▶ [WHAT THE TASK REQUIRES]:
Find "Give me the" in the material, then return exactly the line containing it and all lines after it to the end, leaving out pictures.

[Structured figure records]

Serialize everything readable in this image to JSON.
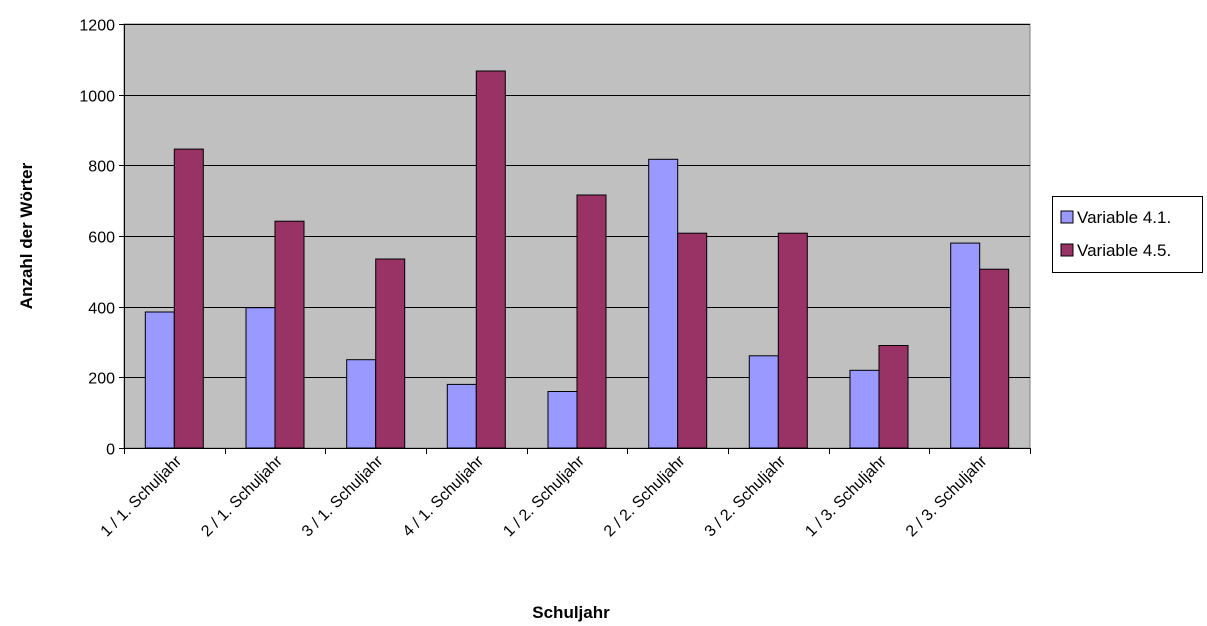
{
  "chart_data": {
    "type": "bar",
    "title": "",
    "xlabel": "Schuljahr",
    "ylabel": "Anzahl der Wörter",
    "ylim": [
      0,
      1200
    ],
    "yticks": [
      0,
      200,
      400,
      600,
      800,
      1000,
      1200
    ],
    "grid": true,
    "legend_position": "right",
    "categories": [
      "1 / 1. Schuljahr",
      "2 / 1. Schuljahr",
      "3 / 1. Schuljahr",
      "4 / 1. Schuljahr",
      "1 / 2. Schuljahr",
      "2 / 2. Schuljahr",
      "3 / 2. Schuljahr",
      "1 / 3. Schuljahr",
      "2 / 3. Schuljahr"
    ],
    "series": [
      {
        "name": "Variable 4.1.",
        "color": "#9999ff",
        "values": [
          385,
          397,
          250,
          180,
          160,
          817,
          261,
          220,
          580
        ]
      },
      {
        "name": "Variable 4.5.",
        "color": "#993366",
        "values": [
          846,
          642,
          535,
          1067,
          716,
          608,
          608,
          290,
          506
        ]
      }
    ],
    "colors": {
      "plot_background": "#c0c0c0",
      "gridline": "#000000"
    }
  }
}
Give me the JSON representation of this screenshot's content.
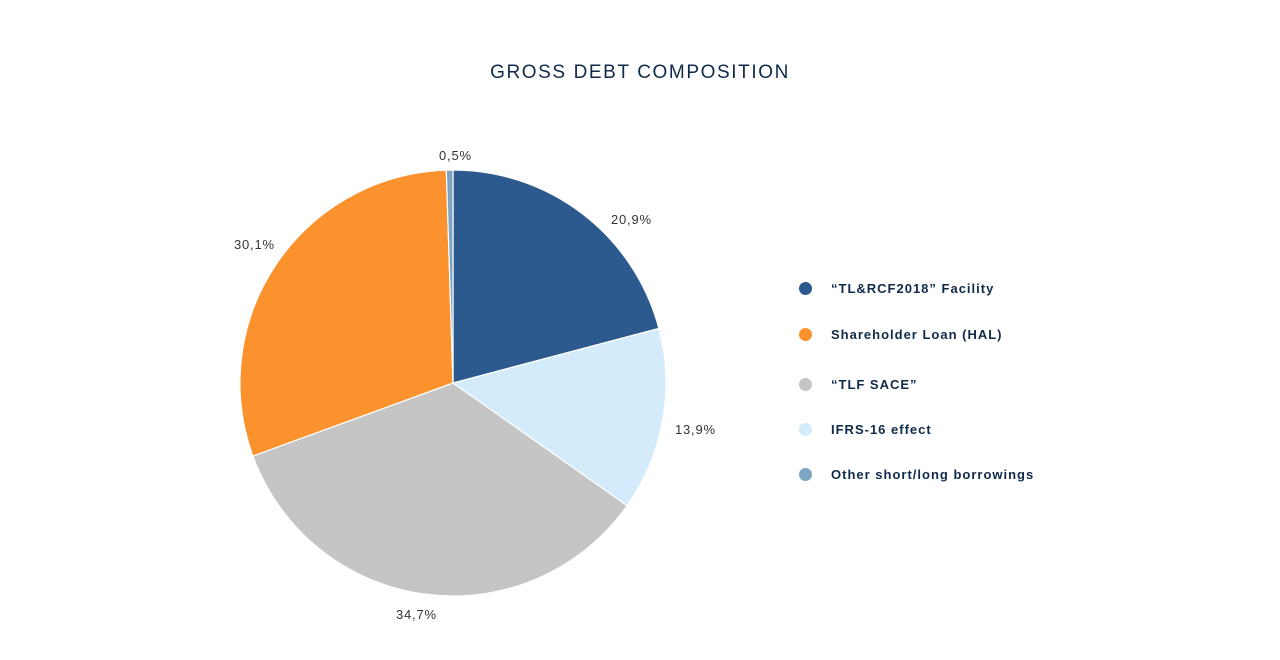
{
  "chart_data": {
    "type": "pie",
    "title": "GROSS DEBT COMPOSITION",
    "slices": [
      {
        "label": "“TL&RCF2018” Facility",
        "value": 20.9,
        "display": "20,9%",
        "color": "#2d5a8e"
      },
      {
        "label": "IFRS-16 effect",
        "value": 13.9,
        "display": "13,9%",
        "color": "#d3ebfb"
      },
      {
        "label": "“TLF SACE”",
        "value": 34.7,
        "display": "34,7%",
        "color": "#c5c5c5"
      },
      {
        "label": "Shareholder Loan (HAL)",
        "value": 30.1,
        "display": "30,1%",
        "color": "#fb922e"
      },
      {
        "label": "Other short/long borrowings",
        "value": 0.5,
        "display": "0,5%",
        "color": "#7ea4c4"
      }
    ],
    "legend": {
      "placement": "right",
      "order": [
        "“TL&RCF2018” Facility",
        "Shareholder Loan (HAL)",
        "“TLF SACE”",
        "IFRS-16 effect",
        "Other short/long borrowings"
      ]
    },
    "start_angle": "12 o'clock, clockwise"
  }
}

▶ [RIGHT ANSWER]:
Give me the JSON representation of this screenshot's content.
{
  "chart_data": {
    "type": "pie",
    "title": "GROSS DEBT COMPOSITION",
    "slices": [
      {
        "label": "“TL&RCF2018” Facility",
        "value": 20.9,
        "display": "20,9%",
        "color": "#2d5a8e"
      },
      {
        "label": "IFRS-16 effect",
        "value": 13.9,
        "display": "13,9%",
        "color": "#d3ebfb"
      },
      {
        "label": "“TLF SACE”",
        "value": 34.7,
        "display": "34,7%",
        "color": "#c5c5c5"
      },
      {
        "label": "Shareholder Loan (HAL)",
        "value": 30.1,
        "display": "30,1%",
        "color": "#fb922e"
      },
      {
        "label": "Other short/long borrowings",
        "value": 0.5,
        "display": "0,5%",
        "color": "#7ea4c4"
      }
    ],
    "legend": {
      "placement": "right",
      "order": [
        "“TL&RCF2018” Facility",
        "Shareholder Loan (HAL)",
        "“TLF SACE”",
        "IFRS-16 effect",
        "Other short/long borrowings"
      ]
    },
    "start_angle": "12 o'clock, clockwise"
  }
}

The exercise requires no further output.